(Work to be completed): The records below must be retyped exactly.

(Records to process):
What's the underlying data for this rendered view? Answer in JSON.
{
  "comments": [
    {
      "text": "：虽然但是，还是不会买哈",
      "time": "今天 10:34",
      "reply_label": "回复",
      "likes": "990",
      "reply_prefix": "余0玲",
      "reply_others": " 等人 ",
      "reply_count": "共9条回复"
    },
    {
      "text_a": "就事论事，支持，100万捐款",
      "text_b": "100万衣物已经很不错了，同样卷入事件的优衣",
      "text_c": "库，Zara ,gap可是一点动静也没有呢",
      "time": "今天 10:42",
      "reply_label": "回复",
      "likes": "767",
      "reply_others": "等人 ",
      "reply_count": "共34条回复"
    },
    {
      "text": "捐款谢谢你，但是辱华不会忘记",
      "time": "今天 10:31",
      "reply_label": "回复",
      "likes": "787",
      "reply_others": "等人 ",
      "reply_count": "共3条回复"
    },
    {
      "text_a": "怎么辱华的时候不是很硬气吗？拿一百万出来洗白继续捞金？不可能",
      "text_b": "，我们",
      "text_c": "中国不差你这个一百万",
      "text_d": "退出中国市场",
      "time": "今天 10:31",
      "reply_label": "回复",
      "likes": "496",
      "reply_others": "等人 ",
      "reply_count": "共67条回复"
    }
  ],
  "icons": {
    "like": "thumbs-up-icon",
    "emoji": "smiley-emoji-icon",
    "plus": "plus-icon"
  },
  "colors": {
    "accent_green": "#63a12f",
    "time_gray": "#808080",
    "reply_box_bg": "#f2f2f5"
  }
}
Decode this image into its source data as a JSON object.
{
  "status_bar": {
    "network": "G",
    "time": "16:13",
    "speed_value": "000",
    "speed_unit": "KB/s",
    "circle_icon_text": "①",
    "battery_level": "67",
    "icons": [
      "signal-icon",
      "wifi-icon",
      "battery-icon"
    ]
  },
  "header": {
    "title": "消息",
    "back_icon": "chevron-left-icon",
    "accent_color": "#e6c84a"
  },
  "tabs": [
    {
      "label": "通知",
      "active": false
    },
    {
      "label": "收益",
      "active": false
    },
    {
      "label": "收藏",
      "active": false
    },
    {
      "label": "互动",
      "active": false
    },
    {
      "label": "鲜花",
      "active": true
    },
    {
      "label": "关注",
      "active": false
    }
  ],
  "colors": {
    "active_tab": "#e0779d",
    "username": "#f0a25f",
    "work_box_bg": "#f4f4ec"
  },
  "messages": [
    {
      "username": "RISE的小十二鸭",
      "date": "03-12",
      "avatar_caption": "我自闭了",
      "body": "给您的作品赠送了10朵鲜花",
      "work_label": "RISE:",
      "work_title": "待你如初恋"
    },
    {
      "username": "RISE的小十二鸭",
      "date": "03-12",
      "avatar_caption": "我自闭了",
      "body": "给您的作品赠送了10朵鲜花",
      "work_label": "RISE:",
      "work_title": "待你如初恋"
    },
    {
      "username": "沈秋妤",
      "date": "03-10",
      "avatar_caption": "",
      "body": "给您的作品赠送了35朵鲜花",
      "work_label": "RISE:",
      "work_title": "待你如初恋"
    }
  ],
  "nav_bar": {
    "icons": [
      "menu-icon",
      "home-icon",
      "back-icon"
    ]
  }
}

(Response to this task):
What's the underlying data for this rendered view? Answer in JSON.
{
  "comments": [
    {
      "text": "：虽然但是，还是不会买哈",
      "time": "今天 10:34",
      "reply_label": "回复",
      "likes": "990",
      "reply_prefix": "余0玲",
      "reply_others": " 等人 ",
      "reply_count": "共9条回复"
    },
    {
      "text_a": "就事论事，支持，100万捐款",
      "text_b": "100万衣物已经很不错了，同样卷入事件的优衣",
      "text_c": "库，Zara ,gap可是一点动静也没有呢",
      "time": "今天 10:42",
      "reply_label": "回复",
      "likes": "767",
      "reply_others": "等人 ",
      "reply_count": "共34条回复"
    },
    {
      "text": "捐款谢谢你，但是辱华不会忘记",
      "time": "今天 10:31",
      "reply_label": "回复",
      "likes": "787",
      "reply_others": "等人 ",
      "reply_count": "共3条回复"
    },
    {
      "text_a": "怎么辱华的时候不是很硬气吗？拿一百万出来洗白继续捞金？不可能",
      "text_b": "，我们",
      "text_c": "中国不差你这个一百万",
      "text_d": "退出中国市场",
      "time": "今天 10:31",
      "reply_label": "回复",
      "likes": "496",
      "reply_others": "等人 ",
      "reply_count": "共67条回复"
    }
  ],
  "icons": {
    "like": "thumbs-up-icon",
    "emoji": "smiley-emoji-icon",
    "plus": "plus-icon"
  },
  "colors": {
    "accent_green": "#63a12f",
    "time_gray": "#808080",
    "reply_box_bg": "#f2f2f5"
  }
}
Decode this image into its source data as a JSON object.
{
  "status_bar": {
    "network": "G",
    "time": "16:13",
    "speed_value": "000",
    "speed_unit": "KB/s",
    "circle_icon_text": "①",
    "battery_level": "67",
    "icons": [
      "signal-icon",
      "wifi-icon",
      "battery-icon"
    ]
  },
  "header": {
    "title": "消息",
    "back_icon": "chevron-left-icon",
    "accent_color": "#e6c84a"
  },
  "tabs": [
    {
      "label": "通知",
      "active": false
    },
    {
      "label": "收益",
      "active": false
    },
    {
      "label": "收藏",
      "active": false
    },
    {
      "label": "互动",
      "active": false
    },
    {
      "label": "鲜花",
      "active": true
    },
    {
      "label": "关注",
      "active": false
    }
  ],
  "colors": {
    "active_tab": "#e0779d",
    "username": "#f0a25f",
    "work_box_bg": "#f4f4ec"
  },
  "messages": [
    {
      "username": "RISE的小十二鸭",
      "date": "03-12",
      "avatar_caption": "我自闭了",
      "body": "给您的作品赠送了10朵鲜花",
      "work_label": "RISE:",
      "work_title": "待你如初恋"
    },
    {
      "username": "RISE的小十二鸭",
      "date": "03-12",
      "avatar_caption": "我自闭了",
      "body": "给您的作品赠送了10朵鲜花",
      "work_label": "RISE:",
      "work_title": "待你如初恋"
    },
    {
      "username": "沈秋妤",
      "date": "03-10",
      "avatar_caption": "",
      "body": "给您的作品赠送了35朵鲜花",
      "work_label": "RISE:",
      "work_title": "待你如初恋"
    }
  ],
  "nav_bar": {
    "icons": [
      "menu-icon",
      "home-icon",
      "back-icon"
    ]
  }
}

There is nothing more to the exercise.